◆ **The exercise**
Keep only the lines where "اشبو" appears.
◇ ◇ ◇ ◇ ◇
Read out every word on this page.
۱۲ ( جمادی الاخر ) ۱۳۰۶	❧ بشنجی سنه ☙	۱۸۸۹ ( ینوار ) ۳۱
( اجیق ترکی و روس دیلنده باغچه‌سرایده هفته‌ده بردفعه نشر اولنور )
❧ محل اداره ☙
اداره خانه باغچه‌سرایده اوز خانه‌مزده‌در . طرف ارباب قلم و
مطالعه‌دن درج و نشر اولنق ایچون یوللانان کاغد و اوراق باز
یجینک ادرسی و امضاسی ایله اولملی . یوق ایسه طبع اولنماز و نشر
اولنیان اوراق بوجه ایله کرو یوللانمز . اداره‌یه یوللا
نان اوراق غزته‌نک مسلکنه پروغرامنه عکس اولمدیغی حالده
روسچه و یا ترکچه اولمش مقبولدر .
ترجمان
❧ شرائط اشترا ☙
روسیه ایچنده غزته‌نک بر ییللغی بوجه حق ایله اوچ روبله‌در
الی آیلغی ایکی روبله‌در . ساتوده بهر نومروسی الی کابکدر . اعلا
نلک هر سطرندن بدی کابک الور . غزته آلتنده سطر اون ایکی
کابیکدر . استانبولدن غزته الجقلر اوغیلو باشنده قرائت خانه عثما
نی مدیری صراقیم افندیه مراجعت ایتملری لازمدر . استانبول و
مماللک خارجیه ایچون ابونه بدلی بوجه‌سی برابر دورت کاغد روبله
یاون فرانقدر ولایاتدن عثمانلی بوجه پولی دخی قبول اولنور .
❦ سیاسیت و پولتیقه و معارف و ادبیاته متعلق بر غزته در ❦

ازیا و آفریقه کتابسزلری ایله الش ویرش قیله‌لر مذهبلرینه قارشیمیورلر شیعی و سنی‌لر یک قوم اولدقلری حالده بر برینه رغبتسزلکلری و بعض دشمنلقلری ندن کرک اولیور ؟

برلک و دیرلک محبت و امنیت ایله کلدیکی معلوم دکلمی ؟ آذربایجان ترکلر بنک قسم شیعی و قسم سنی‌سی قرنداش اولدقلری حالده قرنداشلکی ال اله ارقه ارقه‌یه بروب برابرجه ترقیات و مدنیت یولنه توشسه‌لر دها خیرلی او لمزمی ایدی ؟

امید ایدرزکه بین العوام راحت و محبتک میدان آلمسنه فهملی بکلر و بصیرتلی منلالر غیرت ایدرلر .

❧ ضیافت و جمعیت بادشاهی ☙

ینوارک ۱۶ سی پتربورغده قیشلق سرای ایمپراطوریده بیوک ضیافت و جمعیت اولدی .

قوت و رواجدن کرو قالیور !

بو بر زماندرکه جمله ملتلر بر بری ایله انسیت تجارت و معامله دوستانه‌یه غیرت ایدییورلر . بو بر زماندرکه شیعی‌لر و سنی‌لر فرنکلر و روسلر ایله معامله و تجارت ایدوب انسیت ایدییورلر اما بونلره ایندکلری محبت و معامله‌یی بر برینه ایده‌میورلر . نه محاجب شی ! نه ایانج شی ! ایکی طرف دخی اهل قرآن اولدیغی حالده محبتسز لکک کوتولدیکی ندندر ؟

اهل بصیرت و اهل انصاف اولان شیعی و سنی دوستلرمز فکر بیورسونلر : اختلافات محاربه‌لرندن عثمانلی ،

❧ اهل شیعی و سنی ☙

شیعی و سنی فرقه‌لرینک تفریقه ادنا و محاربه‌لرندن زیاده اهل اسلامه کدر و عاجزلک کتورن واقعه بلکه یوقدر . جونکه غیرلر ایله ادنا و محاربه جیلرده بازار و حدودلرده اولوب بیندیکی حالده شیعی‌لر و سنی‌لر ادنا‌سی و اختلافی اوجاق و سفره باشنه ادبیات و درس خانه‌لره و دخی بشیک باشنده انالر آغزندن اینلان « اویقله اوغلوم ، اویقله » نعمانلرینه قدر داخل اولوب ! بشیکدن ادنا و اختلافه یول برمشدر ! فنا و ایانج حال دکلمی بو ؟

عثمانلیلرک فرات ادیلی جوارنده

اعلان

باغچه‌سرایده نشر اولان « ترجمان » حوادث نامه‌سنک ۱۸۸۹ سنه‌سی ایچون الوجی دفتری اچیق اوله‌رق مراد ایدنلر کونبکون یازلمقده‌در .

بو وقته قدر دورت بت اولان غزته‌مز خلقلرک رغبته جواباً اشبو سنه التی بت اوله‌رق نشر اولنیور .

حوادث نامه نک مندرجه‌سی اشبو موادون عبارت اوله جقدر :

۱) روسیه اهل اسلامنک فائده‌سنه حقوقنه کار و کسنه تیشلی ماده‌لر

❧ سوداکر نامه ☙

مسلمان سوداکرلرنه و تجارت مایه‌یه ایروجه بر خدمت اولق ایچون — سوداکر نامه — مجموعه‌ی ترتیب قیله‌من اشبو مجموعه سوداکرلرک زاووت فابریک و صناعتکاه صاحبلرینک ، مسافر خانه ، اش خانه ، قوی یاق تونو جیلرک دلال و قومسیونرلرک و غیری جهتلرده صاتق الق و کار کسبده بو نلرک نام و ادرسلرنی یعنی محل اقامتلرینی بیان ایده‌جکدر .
◇ ◇ ◇ ◇ ◇
◆ **Written solution**
بو وقته قدر دورت بت اولان غزته‌مز خلقلرک رغبته جواباً اشبو سنه التی بت اوله‌رق نشر اولنیور .
حوادث نامه نک مندرجه‌سی اشبو موادون عبارت اوله جقدر :
مسلمان سوداکرلرنه و تجارت مایه‌یه ایروجه بر خدمت اولق ایچون — سوداکر نامه — مجموعه‌ی ترتیب قیله‌من اشبو مجموعه سوداکرلرک زاووت فابریک و صناعتکاه صاحبلرینک ، مسافر خانه ، اش خانه ، قوی یاق تونو جیلرک دلال و قومسیونرلرک و غیری جهتلرده صاتق الق و کار کسبده بو نلرک نام و ادرسلرنی یعنی محل اقامتلرینی بیان ایده‌جکدر .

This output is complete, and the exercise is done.